▸ Aim of the exercise
Please transcribe the entries below without omitting a single character.

▸ Source data
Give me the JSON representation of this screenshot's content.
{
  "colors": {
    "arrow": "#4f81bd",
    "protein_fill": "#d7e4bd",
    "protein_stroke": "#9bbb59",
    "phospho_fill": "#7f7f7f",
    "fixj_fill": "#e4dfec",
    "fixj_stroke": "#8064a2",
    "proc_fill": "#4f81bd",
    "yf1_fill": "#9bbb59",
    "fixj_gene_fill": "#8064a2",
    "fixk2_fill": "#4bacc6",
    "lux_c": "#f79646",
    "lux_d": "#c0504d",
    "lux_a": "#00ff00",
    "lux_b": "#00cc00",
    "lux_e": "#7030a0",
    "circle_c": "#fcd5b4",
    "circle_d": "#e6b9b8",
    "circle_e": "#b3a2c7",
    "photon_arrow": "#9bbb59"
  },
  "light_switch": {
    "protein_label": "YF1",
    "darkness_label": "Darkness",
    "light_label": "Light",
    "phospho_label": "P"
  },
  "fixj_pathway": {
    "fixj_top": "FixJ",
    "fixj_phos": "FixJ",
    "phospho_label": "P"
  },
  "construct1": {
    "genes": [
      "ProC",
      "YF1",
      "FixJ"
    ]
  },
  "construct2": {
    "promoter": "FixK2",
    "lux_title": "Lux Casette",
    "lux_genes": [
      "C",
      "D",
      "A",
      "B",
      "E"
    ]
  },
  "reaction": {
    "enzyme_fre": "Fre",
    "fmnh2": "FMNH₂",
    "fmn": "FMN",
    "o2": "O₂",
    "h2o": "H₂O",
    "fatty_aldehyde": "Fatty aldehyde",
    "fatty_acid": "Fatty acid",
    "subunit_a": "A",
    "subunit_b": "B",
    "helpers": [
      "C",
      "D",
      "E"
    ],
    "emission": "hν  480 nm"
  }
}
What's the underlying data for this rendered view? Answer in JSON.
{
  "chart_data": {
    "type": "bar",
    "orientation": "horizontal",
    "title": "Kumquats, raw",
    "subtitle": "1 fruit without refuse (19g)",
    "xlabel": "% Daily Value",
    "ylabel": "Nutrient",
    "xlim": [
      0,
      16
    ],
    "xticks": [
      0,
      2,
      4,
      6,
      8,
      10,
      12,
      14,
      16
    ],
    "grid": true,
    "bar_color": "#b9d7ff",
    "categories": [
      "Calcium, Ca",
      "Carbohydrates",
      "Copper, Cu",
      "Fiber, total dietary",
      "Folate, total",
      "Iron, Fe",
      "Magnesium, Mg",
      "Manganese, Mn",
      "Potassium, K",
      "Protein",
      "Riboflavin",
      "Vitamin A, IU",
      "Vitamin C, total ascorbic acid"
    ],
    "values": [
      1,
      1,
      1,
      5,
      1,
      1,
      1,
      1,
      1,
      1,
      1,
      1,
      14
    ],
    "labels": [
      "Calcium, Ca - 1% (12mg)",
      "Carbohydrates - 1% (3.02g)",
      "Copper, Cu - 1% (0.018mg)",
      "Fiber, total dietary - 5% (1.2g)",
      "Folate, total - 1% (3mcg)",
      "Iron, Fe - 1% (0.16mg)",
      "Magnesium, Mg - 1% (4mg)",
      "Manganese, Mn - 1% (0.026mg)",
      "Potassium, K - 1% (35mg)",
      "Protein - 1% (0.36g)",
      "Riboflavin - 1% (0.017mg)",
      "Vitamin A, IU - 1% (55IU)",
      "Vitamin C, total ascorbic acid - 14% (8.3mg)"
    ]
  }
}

▸ Solved exercise
Give me the JSON representation of this screenshot's content.
{
  "colors": {
    "arrow": "#4f81bd",
    "protein_fill": "#d7e4bd",
    "protein_stroke": "#9bbb59",
    "phospho_fill": "#7f7f7f",
    "fixj_fill": "#e4dfec",
    "fixj_stroke": "#8064a2",
    "proc_fill": "#4f81bd",
    "yf1_fill": "#9bbb59",
    "fixj_gene_fill": "#8064a2",
    "fixk2_fill": "#4bacc6",
    "lux_c": "#f79646",
    "lux_d": "#c0504d",
    "lux_a": "#00ff00",
    "lux_b": "#00cc00",
    "lux_e": "#7030a0",
    "circle_c": "#fcd5b4",
    "circle_d": "#e6b9b8",
    "circle_e": "#b3a2c7",
    "photon_arrow": "#9bbb59"
  },
  "light_switch": {
    "protein_label": "YF1",
    "darkness_label": "Darkness",
    "light_label": "Light",
    "phospho_label": "P"
  },
  "fixj_pathway": {
    "fixj_top": "FixJ",
    "fixj_phos": "FixJ",
    "phospho_label": "P"
  },
  "construct1": {
    "genes": [
      "ProC",
      "YF1",
      "FixJ"
    ]
  },
  "construct2": {
    "promoter": "FixK2",
    "lux_title": "Lux Casette",
    "lux_genes": [
      "C",
      "D",
      "A",
      "B",
      "E"
    ]
  },
  "reaction": {
    "enzyme_fre": "Fre",
    "fmnh2": "FMNH₂",
    "fmn": "FMN",
    "o2": "O₂",
    "h2o": "H₂O",
    "fatty_aldehyde": "Fatty aldehyde",
    "fatty_acid": "Fatty acid",
    "subunit_a": "A",
    "subunit_b": "B",
    "helpers": [
      "C",
      "D",
      "E"
    ],
    "emission": "hν  480 nm"
  }
}
What's the underlying data for this rendered view? Answer in JSON.
{
  "chart_data": {
    "type": "bar",
    "orientation": "horizontal",
    "title": "Kumquats, raw",
    "subtitle": "1 fruit without refuse (19g)",
    "xlabel": "% Daily Value",
    "ylabel": "Nutrient",
    "xlim": [
      0,
      16
    ],
    "xticks": [
      0,
      2,
      4,
      6,
      8,
      10,
      12,
      14,
      16
    ],
    "grid": true,
    "bar_color": "#b9d7ff",
    "categories": [
      "Calcium, Ca",
      "Carbohydrates",
      "Copper, Cu",
      "Fiber, total dietary",
      "Folate, total",
      "Iron, Fe",
      "Magnesium, Mg",
      "Manganese, Mn",
      "Potassium, K",
      "Protein",
      "Riboflavin",
      "Vitamin A, IU",
      "Vitamin C, total ascorbic acid"
    ],
    "values": [
      1,
      1,
      1,
      5,
      1,
      1,
      1,
      1,
      1,
      1,
      1,
      1,
      14
    ],
    "labels": [
      "Calcium, Ca - 1% (12mg)",
      "Carbohydrates - 1% (3.02g)",
      "Copper, Cu - 1% (0.018mg)",
      "Fiber, total dietary - 5% (1.2g)",
      "Folate, total - 1% (3mcg)",
      "Iron, Fe - 1% (0.16mg)",
      "Magnesium, Mg - 1% (4mg)",
      "Manganese, Mn - 1% (0.026mg)",
      "Potassium, K - 1% (35mg)",
      "Protein - 1% (0.36g)",
      "Riboflavin - 1% (0.017mg)",
      "Vitamin A, IU - 1% (55IU)",
      "Vitamin C, total ascorbic acid - 14% (8.3mg)"
    ]
  }
}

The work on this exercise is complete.